Problema proposto
Reproduza sem nenhuma alteração as linhas da listagem abaixo, começando pela que contém "Text: 16: 16 [471, 153, 485, 166]" e parando depois da que contém "Output 39 of", ambas incluídas.

Dados de entrada
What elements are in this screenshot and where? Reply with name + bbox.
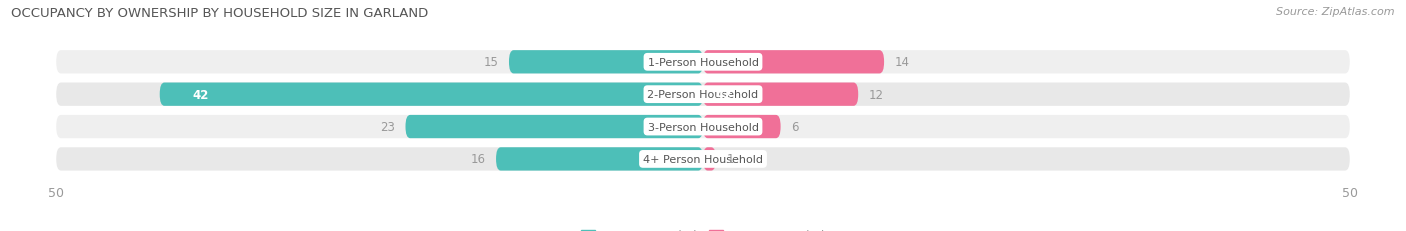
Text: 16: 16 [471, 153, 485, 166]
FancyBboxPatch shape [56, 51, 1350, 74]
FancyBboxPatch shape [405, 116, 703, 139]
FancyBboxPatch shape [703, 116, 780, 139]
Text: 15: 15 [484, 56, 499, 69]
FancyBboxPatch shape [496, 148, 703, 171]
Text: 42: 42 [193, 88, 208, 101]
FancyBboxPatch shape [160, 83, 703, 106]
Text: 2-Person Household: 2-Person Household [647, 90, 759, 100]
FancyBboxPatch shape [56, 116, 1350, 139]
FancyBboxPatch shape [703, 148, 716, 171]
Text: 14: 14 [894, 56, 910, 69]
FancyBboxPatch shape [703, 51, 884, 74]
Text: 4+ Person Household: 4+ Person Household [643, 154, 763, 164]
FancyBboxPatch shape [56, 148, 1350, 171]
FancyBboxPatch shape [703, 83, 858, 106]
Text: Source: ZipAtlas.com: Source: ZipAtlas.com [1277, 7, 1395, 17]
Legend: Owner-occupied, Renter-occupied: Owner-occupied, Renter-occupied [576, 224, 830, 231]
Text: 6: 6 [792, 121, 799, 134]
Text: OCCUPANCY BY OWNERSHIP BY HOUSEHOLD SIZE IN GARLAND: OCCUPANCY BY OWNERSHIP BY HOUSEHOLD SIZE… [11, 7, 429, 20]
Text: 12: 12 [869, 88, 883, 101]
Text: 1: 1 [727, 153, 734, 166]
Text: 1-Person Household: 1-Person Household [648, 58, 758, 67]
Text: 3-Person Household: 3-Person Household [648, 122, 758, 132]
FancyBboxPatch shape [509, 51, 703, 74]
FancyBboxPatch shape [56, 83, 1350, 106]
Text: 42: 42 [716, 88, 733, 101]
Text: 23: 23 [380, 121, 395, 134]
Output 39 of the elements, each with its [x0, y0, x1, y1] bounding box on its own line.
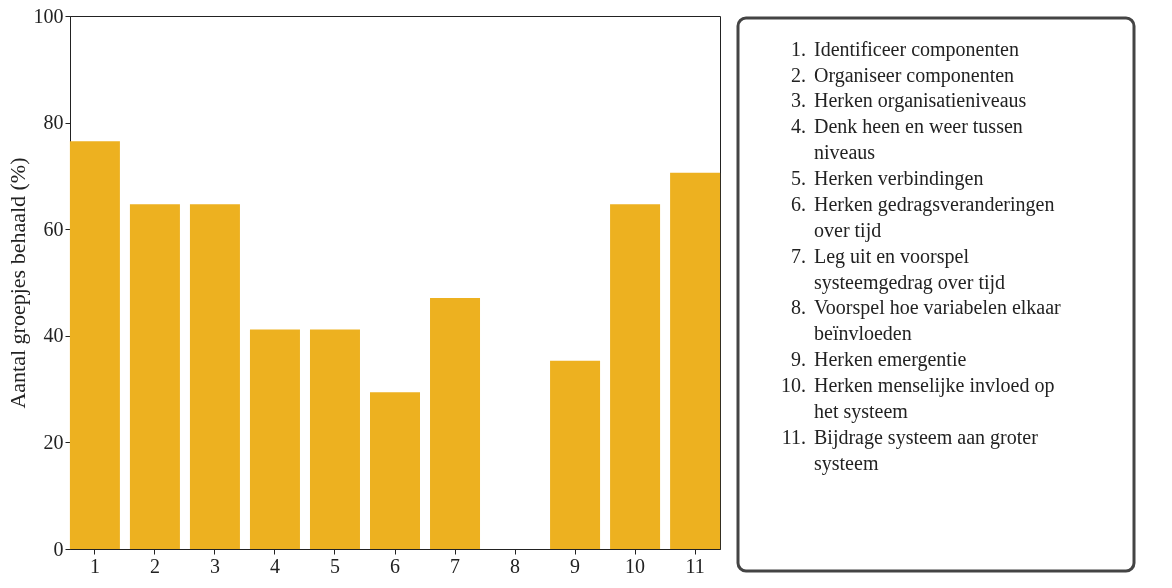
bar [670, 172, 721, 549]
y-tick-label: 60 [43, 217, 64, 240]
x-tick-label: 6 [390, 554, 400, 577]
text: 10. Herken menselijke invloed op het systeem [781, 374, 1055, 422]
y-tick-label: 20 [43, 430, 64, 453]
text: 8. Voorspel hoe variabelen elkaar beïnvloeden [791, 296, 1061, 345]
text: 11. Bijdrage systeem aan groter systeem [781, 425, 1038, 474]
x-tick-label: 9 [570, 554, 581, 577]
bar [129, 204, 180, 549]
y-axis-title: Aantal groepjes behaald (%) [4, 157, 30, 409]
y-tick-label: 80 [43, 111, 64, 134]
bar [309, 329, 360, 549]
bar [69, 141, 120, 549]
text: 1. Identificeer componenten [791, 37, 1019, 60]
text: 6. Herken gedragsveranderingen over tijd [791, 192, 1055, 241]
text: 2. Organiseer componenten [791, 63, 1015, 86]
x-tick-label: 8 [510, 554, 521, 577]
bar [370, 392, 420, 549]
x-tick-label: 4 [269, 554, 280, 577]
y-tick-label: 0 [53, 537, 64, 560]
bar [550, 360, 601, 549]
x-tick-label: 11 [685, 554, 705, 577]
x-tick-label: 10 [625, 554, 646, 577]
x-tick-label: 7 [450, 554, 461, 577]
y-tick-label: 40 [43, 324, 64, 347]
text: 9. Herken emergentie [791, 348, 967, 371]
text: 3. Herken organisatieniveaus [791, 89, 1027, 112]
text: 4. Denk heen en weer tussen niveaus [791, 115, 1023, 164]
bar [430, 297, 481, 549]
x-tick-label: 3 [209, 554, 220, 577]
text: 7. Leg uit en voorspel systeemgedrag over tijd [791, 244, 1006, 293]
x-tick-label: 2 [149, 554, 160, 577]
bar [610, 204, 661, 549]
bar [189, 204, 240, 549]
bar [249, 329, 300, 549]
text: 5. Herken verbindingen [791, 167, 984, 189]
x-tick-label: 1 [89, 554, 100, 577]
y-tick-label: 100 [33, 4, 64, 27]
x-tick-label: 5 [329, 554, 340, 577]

Resultado do exercício
Text: 16: 16 [471, 153, 485, 166]
FancyBboxPatch shape [56, 51, 1350, 74]
FancyBboxPatch shape [405, 116, 703, 139]
FancyBboxPatch shape [703, 116, 780, 139]
Text: 15: 15 [484, 56, 499, 69]
FancyBboxPatch shape [496, 148, 703, 171]
Text: 42: 42 [193, 88, 208, 101]
FancyBboxPatch shape [160, 83, 703, 106]
Text: 2-Person Household: 2-Person Household [647, 90, 759, 100]
FancyBboxPatch shape [56, 116, 1350, 139]
FancyBboxPatch shape [703, 148, 716, 171]
Text: 14: 14 [894, 56, 910, 69]
FancyBboxPatch shape [703, 51, 884, 74]
Text: 4+ Person Household: 4+ Person Household [643, 154, 763, 164]
FancyBboxPatch shape [56, 148, 1350, 171]
FancyBboxPatch shape [703, 83, 858, 106]
Text: Source: ZipAtlas.com: Source: ZipAtlas.com [1277, 7, 1395, 17]
Legend: Owner-occupied, Renter-occupied: Owner-occupied, Renter-occupied [576, 224, 830, 231]
Text: 6: 6 [792, 121, 799, 134]
Text: OCCUPANCY BY OWNERSHIP BY HOUSEHOLD SIZE IN GARLAND: OCCUPANCY BY OWNERSHIP BY HOUSEHOLD SIZE… [11, 7, 429, 20]
Text: 12: 12 [869, 88, 883, 101]
Text: 1: 1 [727, 153, 734, 166]
Text: 1-Person Household: 1-Person Household [648, 58, 758, 67]
Text: 3-Person Household: 3-Person Household [648, 122, 758, 132]
FancyBboxPatch shape [509, 51, 703, 74]
FancyBboxPatch shape [56, 83, 1350, 106]
Text: 42: 42 [716, 88, 733, 101]
Text: 23: 23 [380, 121, 395, 134]
Output 39 of the elements, each with its [x0, y0, x1, y1] bounding box on its own line.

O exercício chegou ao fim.